### TASK STATEMENT
Repeat each record exactly. Any picture gets left out.

___ TASK DATA

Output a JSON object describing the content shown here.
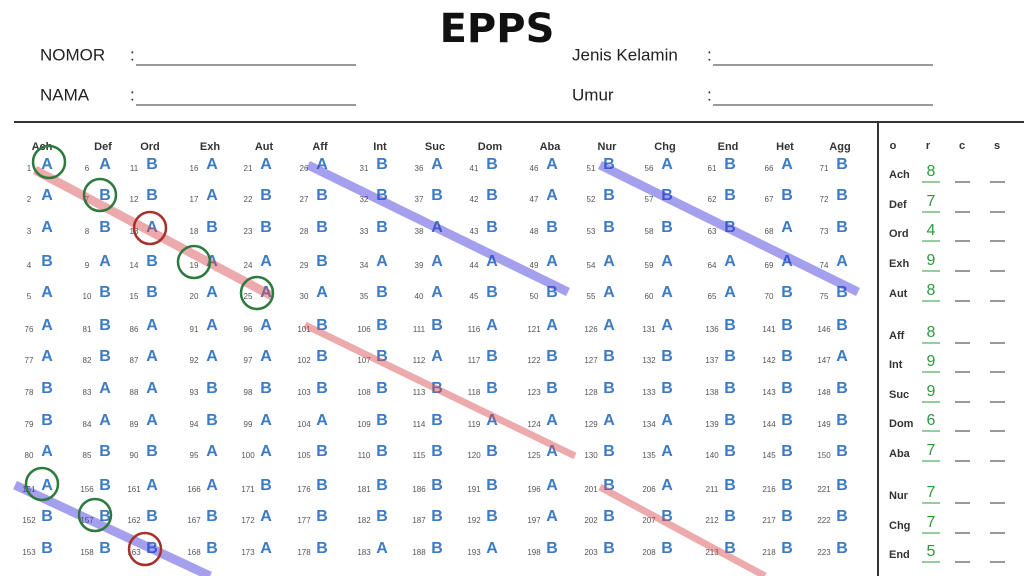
{
  "title": "EPPS",
  "form": {
    "fields": [
      {
        "label": "NOMOR",
        "sep": ":"
      },
      {
        "label": "NAMA",
        "sep": ":"
      },
      {
        "label": "Jenis Kelamin",
        "sep": ":"
      },
      {
        "label": "Umur",
        "sep": ":"
      }
    ]
  },
  "grid": {
    "columns": [
      "Ach",
      "Def",
      "Ord",
      "Exh",
      "Aut",
      "Aff",
      "Int",
      "Suc",
      "Dom",
      "Aba",
      "Nur",
      "Chg",
      "End",
      "Het",
      "Agg"
    ],
    "blocks": [
      {
        "rows": [
          {
            "numbers": [
              1,
              6,
              11,
              16,
              21,
              26,
              31,
              36,
              41,
              46,
              51,
              56,
              61,
              66,
              71
            ],
            "marks": [
              "A",
              "A",
              "B",
              "A",
              "A",
              "A",
              "B",
              "A",
              "B",
              "A",
              "B",
              "A",
              "B",
              "A",
              "B"
            ]
          },
          {
            "numbers": [
              2,
              7,
              12,
              17,
              22,
              27,
              32,
              37,
              42,
              47,
              52,
              57,
              62,
              67,
              72
            ],
            "marks": [
              "A",
              "B",
              "B",
              "A",
              "B",
              "B",
              "B",
              "B",
              "B",
              "A",
              "B",
              "B",
              "B",
              "B",
              "B"
            ]
          },
          {
            "numbers": [
              3,
              8,
              13,
              18,
              23,
              28,
              33,
              38,
              43,
              48,
              53,
              58,
              63,
              68,
              73
            ],
            "marks": [
              "A",
              "B",
              "A",
              "B",
              "B",
              "B",
              "B",
              "A",
              "B",
              "B",
              "B",
              "B",
              "B",
              "A",
              "B"
            ]
          },
          {
            "numbers": [
              4,
              9,
              14,
              19,
              24,
              29,
              34,
              39,
              44,
              49,
              54,
              59,
              64,
              69,
              74
            ],
            "marks": [
              "B",
              "A",
              "B",
              "A",
              "A",
              "B",
              "A",
              "A",
              "A",
              "A",
              "A",
              "A",
              "A",
              "A",
              "A"
            ]
          },
          {
            "numbers": [
              5,
              10,
              15,
              20,
              25,
              30,
              35,
              40,
              45,
              50,
              55,
              60,
              65,
              70,
              75
            ],
            "marks": [
              "A",
              "B",
              "B",
              "A",
              "A",
              "A",
              "B",
              "A",
              "B",
              "B",
              "A",
              "A",
              "A",
              "B",
              "B"
            ]
          }
        ]
      },
      {
        "rows": [
          {
            "numbers": [
              76,
              81,
              86,
              91,
              96,
              101,
              106,
              111,
              116,
              121,
              126,
              131,
              136,
              141,
              146
            ],
            "marks": [
              "A",
              "B",
              "A",
              "A",
              "A",
              "B",
              "B",
              "B",
              "A",
              "A",
              "A",
              "A",
              "B",
              "B",
              "B"
            ]
          },
          {
            "numbers": [
              77,
              82,
              87,
              92,
              97,
              102,
              107,
              112,
              117,
              122,
              127,
              132,
              137,
              142,
              147
            ],
            "marks": [
              "A",
              "B",
              "A",
              "A",
              "A",
              "B",
              "B",
              "A",
              "B",
              "B",
              "B",
              "B",
              "B",
              "B",
              "A"
            ]
          },
          {
            "numbers": [
              78,
              83,
              88,
              93,
              98,
              103,
              108,
              113,
              118,
              123,
              128,
              133,
              138,
              143,
              148
            ],
            "marks": [
              "B",
              "A",
              "A",
              "B",
              "B",
              "B",
              "B",
              "B",
              "B",
              "B",
              "B",
              "B",
              "B",
              "B",
              "B"
            ]
          },
          {
            "numbers": [
              79,
              84,
              89,
              94,
              99,
              104,
              109,
              114,
              119,
              124,
              129,
              134,
              139,
              144,
              149
            ],
            "marks": [
              "B",
              "A",
              "A",
              "B",
              "A",
              "A",
              "B",
              "B",
              "A",
              "A",
              "A",
              "A",
              "B",
              "B",
              "B"
            ]
          },
          {
            "numbers": [
              80,
              85,
              90,
              95,
              100,
              105,
              110,
              115,
              120,
              125,
              130,
              135,
              140,
              145,
              150
            ],
            "marks": [
              "A",
              "B",
              "B",
              "A",
              "A",
              "B",
              "B",
              "B",
              "B",
              "A",
              "B",
              "A",
              "B",
              "B",
              "B"
            ]
          }
        ]
      },
      {
        "rows": [
          {
            "numbers": [
              151,
              156,
              161,
              166,
              171,
              176,
              181,
              186,
              191,
              196,
              201,
              206,
              211,
              216,
              221
            ],
            "marks": [
              "A",
              "B",
              "A",
              "A",
              "B",
              "B",
              "B",
              "B",
              "B",
              "A",
              "B",
              "A",
              "B",
              "B",
              "B"
            ]
          },
          {
            "numbers": [
              152,
              157,
              162,
              167,
              172,
              177,
              182,
              187,
              192,
              197,
              202,
              207,
              212,
              217,
              222
            ],
            "marks": [
              "B",
              "B",
              "B",
              "B",
              "A",
              "B",
              "B",
              "B",
              "B",
              "A",
              "B",
              "B",
              "B",
              "B",
              "B"
            ]
          },
          {
            "numbers": [
              153,
              158,
              163,
              168,
              173,
              178,
              183,
              188,
              193,
              198,
              203,
              208,
              213,
              218,
              223
            ],
            "marks": [
              "B",
              "B",
              "B",
              "B",
              "A",
              "B",
              "A",
              "B",
              "A",
              "B",
              "B",
              "B",
              "B",
              "B",
              "B"
            ]
          }
        ]
      }
    ]
  },
  "scores": {
    "header": [
      "o",
      "r",
      "c",
      "s"
    ],
    "rows": [
      {
        "label": "Ach",
        "r": 8
      },
      {
        "label": "Def",
        "r": 7
      },
      {
        "label": "Ord",
        "r": 4
      },
      {
        "label": "Exh",
        "r": 9
      },
      {
        "label": "Aut",
        "r": 8
      },
      {
        "label": "Aff",
        "r": 8
      },
      {
        "label": "Int",
        "r": 9
      },
      {
        "label": "Suc",
        "r": 9
      },
      {
        "label": "Dom",
        "r": 6
      },
      {
        "label": "Aba",
        "r": 7
      },
      {
        "label": "Nur",
        "r": 7
      },
      {
        "label": "Chg",
        "r": 7
      },
      {
        "label": "End",
        "r": 5
      }
    ]
  }
}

______

### EXERCISE RESPONSE
Output a JSON object describing the content shown here.
{
  "title": "EPPS",
  "form": {
    "fields": [
      {
        "label": "NOMOR",
        "sep": ":"
      },
      {
        "label": "NAMA",
        "sep": ":"
      },
      {
        "label": "Jenis Kelamin",
        "sep": ":"
      },
      {
        "label": "Umur",
        "sep": ":"
      }
    ]
  },
  "grid": {
    "columns": [
      "Ach",
      "Def",
      "Ord",
      "Exh",
      "Aut",
      "Aff",
      "Int",
      "Suc",
      "Dom",
      "Aba",
      "Nur",
      "Chg",
      "End",
      "Het",
      "Agg"
    ],
    "blocks": [
      {
        "rows": [
          {
            "numbers": [
              1,
              6,
              11,
              16,
              21,
              26,
              31,
              36,
              41,
              46,
              51,
              56,
              61,
              66,
              71
            ],
            "marks": [
              "A",
              "A",
              "B",
              "A",
              "A",
              "A",
              "B",
              "A",
              "B",
              "A",
              "B",
              "A",
              "B",
              "A",
              "B"
            ]
          },
          {
            "numbers": [
              2,
              7,
              12,
              17,
              22,
              27,
              32,
              37,
              42,
              47,
              52,
              57,
              62,
              67,
              72
            ],
            "marks": [
              "A",
              "B",
              "B",
              "A",
              "B",
              "B",
              "B",
              "B",
              "B",
              "A",
              "B",
              "B",
              "B",
              "B",
              "B"
            ]
          },
          {
            "numbers": [
              3,
              8,
              13,
              18,
              23,
              28,
              33,
              38,
              43,
              48,
              53,
              58,
              63,
              68,
              73
            ],
            "marks": [
              "A",
              "B",
              "A",
              "B",
              "B",
              "B",
              "B",
              "A",
              "B",
              "B",
              "B",
              "B",
              "B",
              "A",
              "B"
            ]
          },
          {
            "numbers": [
              4,
              9,
              14,
              19,
              24,
              29,
              34,
              39,
              44,
              49,
              54,
              59,
              64,
              69,
              74
            ],
            "marks": [
              "B",
              "A",
              "B",
              "A",
              "A",
              "B",
              "A",
              "A",
              "A",
              "A",
              "A",
              "A",
              "A",
              "A",
              "A"
            ]
          },
          {
            "numbers": [
              5,
              10,
              15,
              20,
              25,
              30,
              35,
              40,
              45,
              50,
              55,
              60,
              65,
              70,
              75
            ],
            "marks": [
              "A",
              "B",
              "B",
              "A",
              "A",
              "A",
              "B",
              "A",
              "B",
              "B",
              "A",
              "A",
              "A",
              "B",
              "B"
            ]
          }
        ]
      },
      {
        "rows": [
          {
            "numbers": [
              76,
              81,
              86,
              91,
              96,
              101,
              106,
              111,
              116,
              121,
              126,
              131,
              136,
              141,
              146
            ],
            "marks": [
              "A",
              "B",
              "A",
              "A",
              "A",
              "B",
              "B",
              "B",
              "A",
              "A",
              "A",
              "A",
              "B",
              "B",
              "B"
            ]
          },
          {
            "numbers": [
              77,
              82,
              87,
              92,
              97,
              102,
              107,
              112,
              117,
              122,
              127,
              132,
              137,
              142,
              147
            ],
            "marks": [
              "A",
              "B",
              "A",
              "A",
              "A",
              "B",
              "B",
              "A",
              "B",
              "B",
              "B",
              "B",
              "B",
              "B",
              "A"
            ]
          },
          {
            "numbers": [
              78,
              83,
              88,
              93,
              98,
              103,
              108,
              113,
              118,
              123,
              128,
              133,
              138,
              143,
              148
            ],
            "marks": [
              "B",
              "A",
              "A",
              "B",
              "B",
              "B",
              "B",
              "B",
              "B",
              "B",
              "B",
              "B",
              "B",
              "B",
              "B"
            ]
          },
          {
            "numbers": [
              79,
              84,
              89,
              94,
              99,
              104,
              109,
              114,
              119,
              124,
              129,
              134,
              139,
              144,
              149
            ],
            "marks": [
              "B",
              "A",
              "A",
              "B",
              "A",
              "A",
              "B",
              "B",
              "A",
              "A",
              "A",
              "A",
              "B",
              "B",
              "B"
            ]
          },
          {
            "numbers": [
              80,
              85,
              90,
              95,
              100,
              105,
              110,
              115,
              120,
              125,
              130,
              135,
              140,
              145,
              150
            ],
            "marks": [
              "A",
              "B",
              "B",
              "A",
              "A",
              "B",
              "B",
              "B",
              "B",
              "A",
              "B",
              "A",
              "B",
              "B",
              "B"
            ]
          }
        ]
      },
      {
        "rows": [
          {
            "numbers": [
              151,
              156,
              161,
              166,
              171,
              176,
              181,
              186,
              191,
              196,
              201,
              206,
              211,
              216,
              221
            ],
            "marks": [
              "A",
              "B",
              "A",
              "A",
              "B",
              "B",
              "B",
              "B",
              "B",
              "A",
              "B",
              "A",
              "B",
              "B",
              "B"
            ]
          },
          {
            "numbers": [
              152,
              157,
              162,
              167,
              172,
              177,
              182,
              187,
              192,
              197,
              202,
              207,
              212,
              217,
              222
            ],
            "marks": [
              "B",
              "B",
              "B",
              "B",
              "A",
              "B",
              "B",
              "B",
              "B",
              "A",
              "B",
              "B",
              "B",
              "B",
              "B"
            ]
          },
          {
            "numbers": [
              153,
              158,
              163,
              168,
              173,
              178,
              183,
              188,
              193,
              198,
              203,
              208,
              213,
              218,
              223
            ],
            "marks": [
              "B",
              "B",
              "B",
              "B",
              "A",
              "B",
              "A",
              "B",
              "A",
              "B",
              "B",
              "B",
              "B",
              "B",
              "B"
            ]
          }
        ]
      }
    ]
  },
  "scores": {
    "header": [
      "o",
      "r",
      "c",
      "s"
    ],
    "rows": [
      {
        "label": "Ach",
        "r": 8
      },
      {
        "label": "Def",
        "r": 7
      },
      {
        "label": "Ord",
        "r": 4
      },
      {
        "label": "Exh",
        "r": 9
      },
      {
        "label": "Aut",
        "r": 8
      },
      {
        "label": "Aff",
        "r": 8
      },
      {
        "label": "Int",
        "r": 9
      },
      {
        "label": "Suc",
        "r": 9
      },
      {
        "label": "Dom",
        "r": 6
      },
      {
        "label": "Aba",
        "r": 7
      },
      {
        "label": "Nur",
        "r": 7
      },
      {
        "label": "Chg",
        "r": 7
      },
      {
        "label": "End",
        "r": 5
      }
    ]
  }
}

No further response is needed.